─── Provided data

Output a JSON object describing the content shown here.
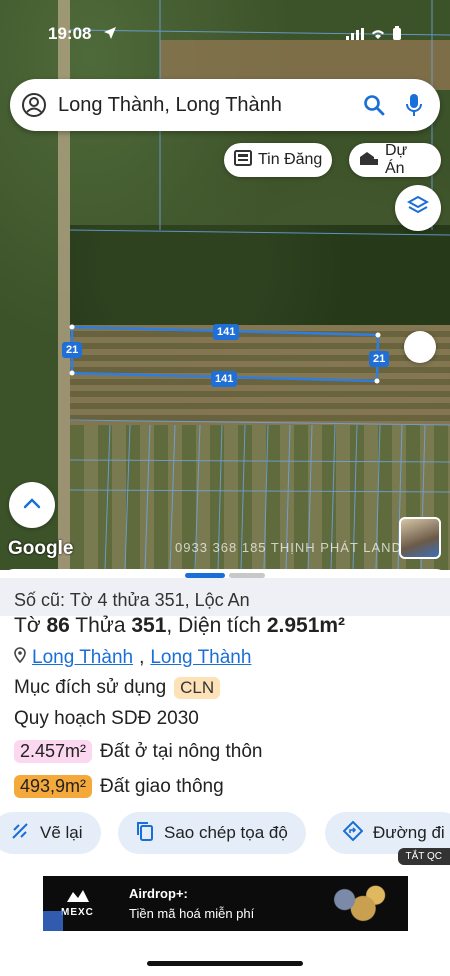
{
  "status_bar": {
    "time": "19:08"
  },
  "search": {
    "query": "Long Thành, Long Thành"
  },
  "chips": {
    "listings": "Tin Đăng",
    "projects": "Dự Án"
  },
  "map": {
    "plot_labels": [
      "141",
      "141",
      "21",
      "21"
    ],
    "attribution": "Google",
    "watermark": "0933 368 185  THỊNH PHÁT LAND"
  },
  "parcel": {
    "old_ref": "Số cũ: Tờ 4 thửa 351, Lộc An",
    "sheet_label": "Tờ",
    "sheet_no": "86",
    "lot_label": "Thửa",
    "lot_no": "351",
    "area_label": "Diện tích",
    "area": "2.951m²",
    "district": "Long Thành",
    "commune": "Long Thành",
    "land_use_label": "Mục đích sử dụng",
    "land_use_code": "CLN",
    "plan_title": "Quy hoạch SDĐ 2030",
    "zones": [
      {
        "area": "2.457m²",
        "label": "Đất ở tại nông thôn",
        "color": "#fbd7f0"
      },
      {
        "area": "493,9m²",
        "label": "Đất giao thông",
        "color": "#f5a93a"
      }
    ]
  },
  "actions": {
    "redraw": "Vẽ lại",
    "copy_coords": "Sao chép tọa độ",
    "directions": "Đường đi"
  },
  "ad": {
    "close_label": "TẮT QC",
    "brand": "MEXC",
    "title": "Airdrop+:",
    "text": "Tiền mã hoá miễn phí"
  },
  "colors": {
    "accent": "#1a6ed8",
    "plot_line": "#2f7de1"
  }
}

──────
─── Provided data

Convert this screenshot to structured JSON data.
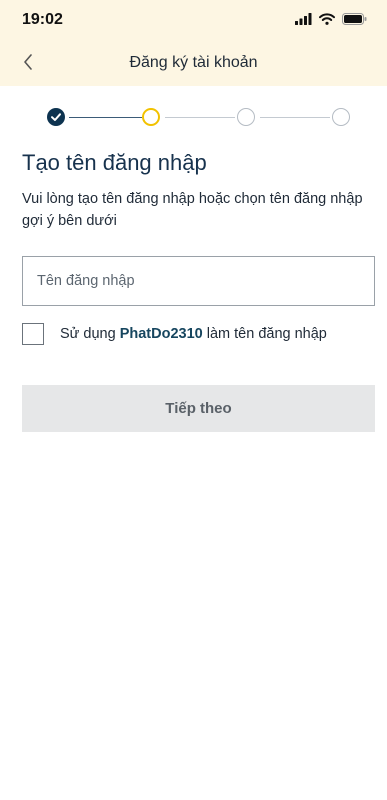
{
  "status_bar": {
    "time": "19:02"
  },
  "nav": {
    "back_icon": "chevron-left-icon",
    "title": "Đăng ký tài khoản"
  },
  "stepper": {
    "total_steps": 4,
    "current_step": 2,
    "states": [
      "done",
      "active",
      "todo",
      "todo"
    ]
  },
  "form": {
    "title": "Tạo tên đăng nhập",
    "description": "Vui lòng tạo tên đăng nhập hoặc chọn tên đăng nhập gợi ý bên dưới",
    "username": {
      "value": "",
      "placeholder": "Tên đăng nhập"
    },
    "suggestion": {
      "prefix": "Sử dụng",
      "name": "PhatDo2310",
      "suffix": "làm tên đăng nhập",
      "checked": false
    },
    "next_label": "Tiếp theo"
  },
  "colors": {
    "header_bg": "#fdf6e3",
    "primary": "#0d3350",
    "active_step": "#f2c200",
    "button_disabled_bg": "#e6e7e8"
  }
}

──────

◆ **Exercise objective**
List the lines of the records where "Thành" occurs.

◆ **Output for this exercise**
    "query": "Long Thành, Long Thành"
    "district": "Long Thành",
    "commune": "Long Thành",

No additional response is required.